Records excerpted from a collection
++++++

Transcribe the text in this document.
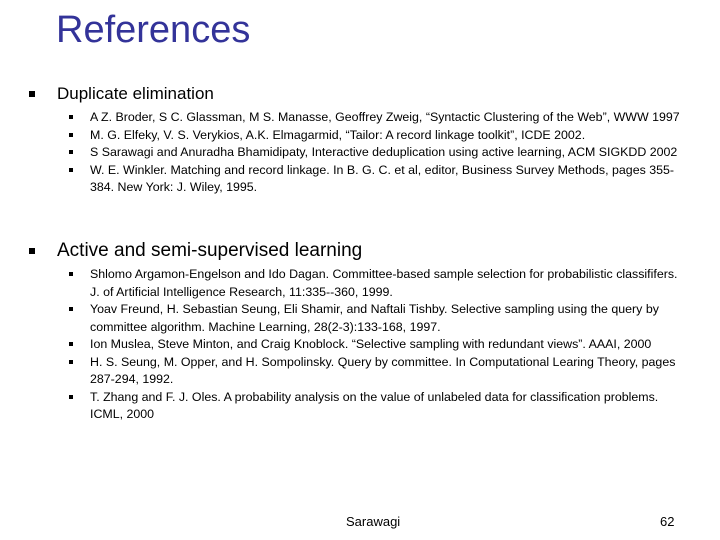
References
Duplicate elimination
A Z. Broder, S C. Glassman, M S. Manasse, Geoffrey Zweig, “Syntactic Clustering of the Web”, WWW 1997
M. G. Elfeky, V. S. Verykios, A.K. Elmagarmid, “Tailor: A record linkage toolkit”, ICDE 2002.
S Sarawagi and Anuradha Bhamidipaty, Interactive deduplication using active learning, ACM SIGKDD 2002
W. E. Winkler. Matching and record linkage. In B. G. C. et al, editor, Business Survey Methods, pages 355-384. New York: J. Wiley, 1995.
Active and semi-supervised learning
Shlomo Argamon-Engelson and Ido Dagan. Committee-based sample selection for probabilistic classififers. J. of Artificial Intelligence Research, 11:335--360, 1999.
Yoav Freund, H. Sebastian Seung, Eli Shamir, and Naftali Tishby. Selective sampling using the query by committee algorithm. Machine Learning, 28(2-3):133-168, 1997.
Ion Muslea, Steve Minton, and Craig Knoblock. “Selective sampling with redundant views”. AAAI, 2000
H. S. Seung, M. Opper, and H. Sompolinsky. Query by committee. In Computational Learing Theory, pages 287-294, 1992.
T. Zhang and F. J. Oles. A probability analysis on the value of unlabeled data for classification problems. ICML, 2000
Sarawagi	62
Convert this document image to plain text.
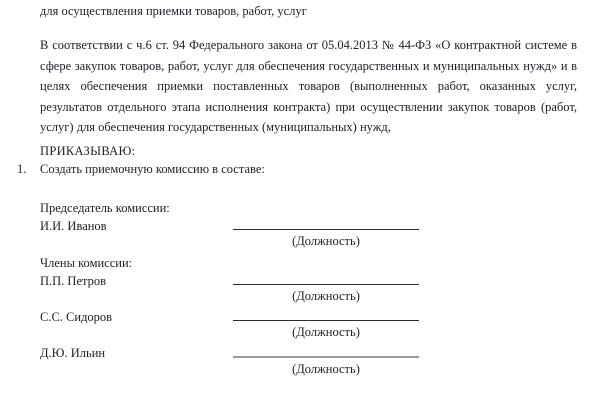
для осуществления приемки товаров, работ, услуг

В соответствии с ч.6 ст. 94 Федерального закона от 05.04.2013 № 44-ФЗ «О контрактной системе в сфере закупок товаров, работ, услуг для обеспечения государственных и муниципальных нужд» и в целях обеспечения приемки поставленных товаров (выполненных работ, оказанных услуг, результатов отдельного этапа исполнения контракта) при осуществлении закупок товаров (работ, услуг) для обеспечения государственных (муниципальных) нужд,

ПРИКАЗЫВАЮ:
1.	Создать приемочную комиссию в составе:
Председатель комиссии:
И.И. Иванов
(Должность)
Члены комиссии:
П.П. Петров
(Должность)
С.С. Сидоров
(Должность)
Д.Ю. Ильин
(Должность)
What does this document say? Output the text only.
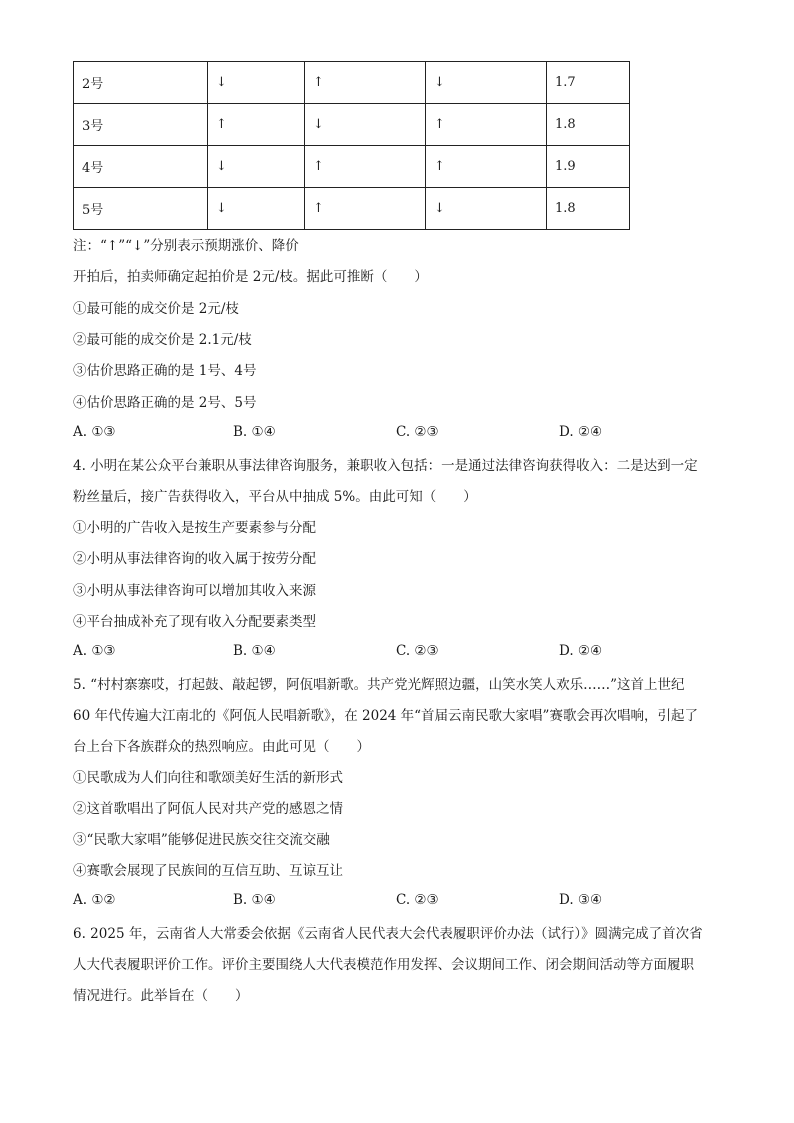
2号	↓	↑	↓	1.7
3号	↑	↓	↑	1.8
4号	↓	↑	↑	1.9
5号	↓	↑	↓	1.8
注：“↑”“↓”分别表示预期涨价、降价
开拍后，拍卖师确定起拍价是 2元/枝。据此可推断（　　）
①最可能的成交价是 2元/枝
②最可能的成交价是 2.1元/枝
③估价思路正确的是 1号、4号
④估价思路正确的是 2号、5号
A. ①③	B. ①④	C. ②③	D. ②④
4. 小明在某公众平台兼职从事法律咨询服务，兼职收入包括：一是通过法律咨询获得收入：二是达到一定
粉丝量后，接广告获得收入，平台从中抽成 5%。由此可知（　　）
①小明的广告收入是按生产要素参与分配
②小明从事法律咨询的收入属于按劳分配
③小明从事法律咨询可以增加其收入来源
④平台抽成补充了现有收入分配要素类型
A. ①③	B. ①④	C. ②③	D. ②④
5. “村村寨寨哎，打起鼓、敲起锣，阿佤唱新歌。共产党光辉照边疆，山笑水笑人欢乐……”这首上世纪
60 年代传遍大江南北的《阿佤人民唱新歌》，在 2024 年“首届云南民歌大家唱”赛歌会再次唱响，引起了
台上台下各族群众的热烈响应。由此可见（　　）
①民歌成为人们向往和歌颂美好生活的新形式
②这首歌唱出了阿佤人民对共产党的感恩之情
③“民歌大家唱”能够促进民族交往交流交融
④赛歌会展现了民族间的互信互助、互谅互让
A. ①②	B. ①④	C. ②③	D. ③④
6. 2025 年，云南省人大常委会依据《云南省人民代表大会代表履职评价办法（试行）》圆满完成了首次省
人大代表履职评价工作。评价主要围绕人大代表模范作用发挥、会议期间工作、闭会期间活动等方面履职
情况进行。此举旨在（　　）
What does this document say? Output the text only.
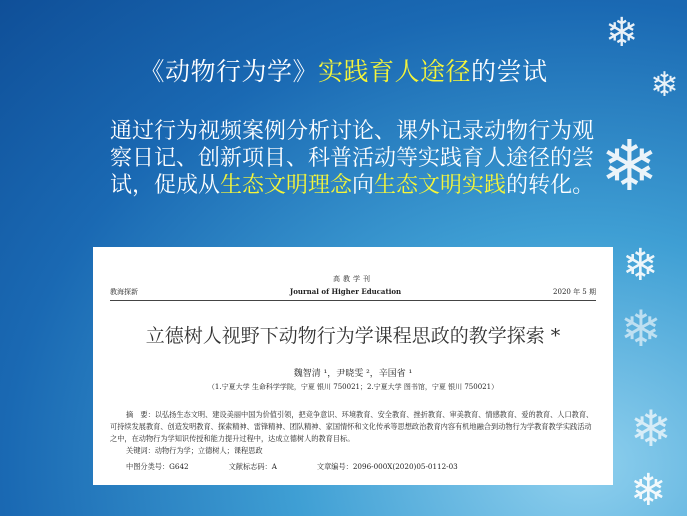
《动物行为学》实践育人途径的尝试
通过行为视频案例分析讨论、课外记录动物行为观察日记、创新项目、科普活动等实践育人途径的尝试，促成从生态文明理念向生态文明实践的转化。
高教学刊
教海探新	Journal of Higher Education	2020 年 5 期
立德树人视野下动物行为学课程思政的教学探索 *
魏智清 ¹，尹晓雯 ²，辛国省 ¹
（1.宁夏大学 生命科学学院，宁夏 银川 750021；2.宁夏大学 图书馆，宁夏 银川 750021）
摘　要：以弘扬生态文明、建设美丽中国为价值引领，把竞争意识、环境教育、安全教育、挫折教育、审美教育、情感教育、爱的教育、人口教育、可持续发展教育、创造发明教育、探索精神、雷锋精神、团队精神、家国情怀和文化传承等思想政治教育内容有机地融合到动物行为学教育教学实践活动之中，在动物行为学知识传授和能力提升过程中，达成立德树人的教育目标。
关键词：动物行为学；立德树人；课程思政
中图分类号：G642	文献标志码：A	文章编号：2096-000X(2020)05-0112-03
❄
❄
❄
❄
❄
❄
❄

++++++

> **Work to complete**:
Review the material and copy each line in which the word "работ" appears.

> **Exercise answer**:
для осуществления приемки товаров, работ, услуг
В соответствии с ч.6 ст. 94 Федерального закона от 05.04.2013 № 44-ФЗ «О контрактной системе в сфере закупок товаров, работ, услуг для обеспечения государственных и муниципальных нужд» и в целях обеспечения приемки поставленных товаров (выполненных работ, оказанных услуг, результатов отдельного этапа исполнения контракта) при осуществлении закупок товаров (работ, услуг) для обеспечения государственных (муниципальных) нужд,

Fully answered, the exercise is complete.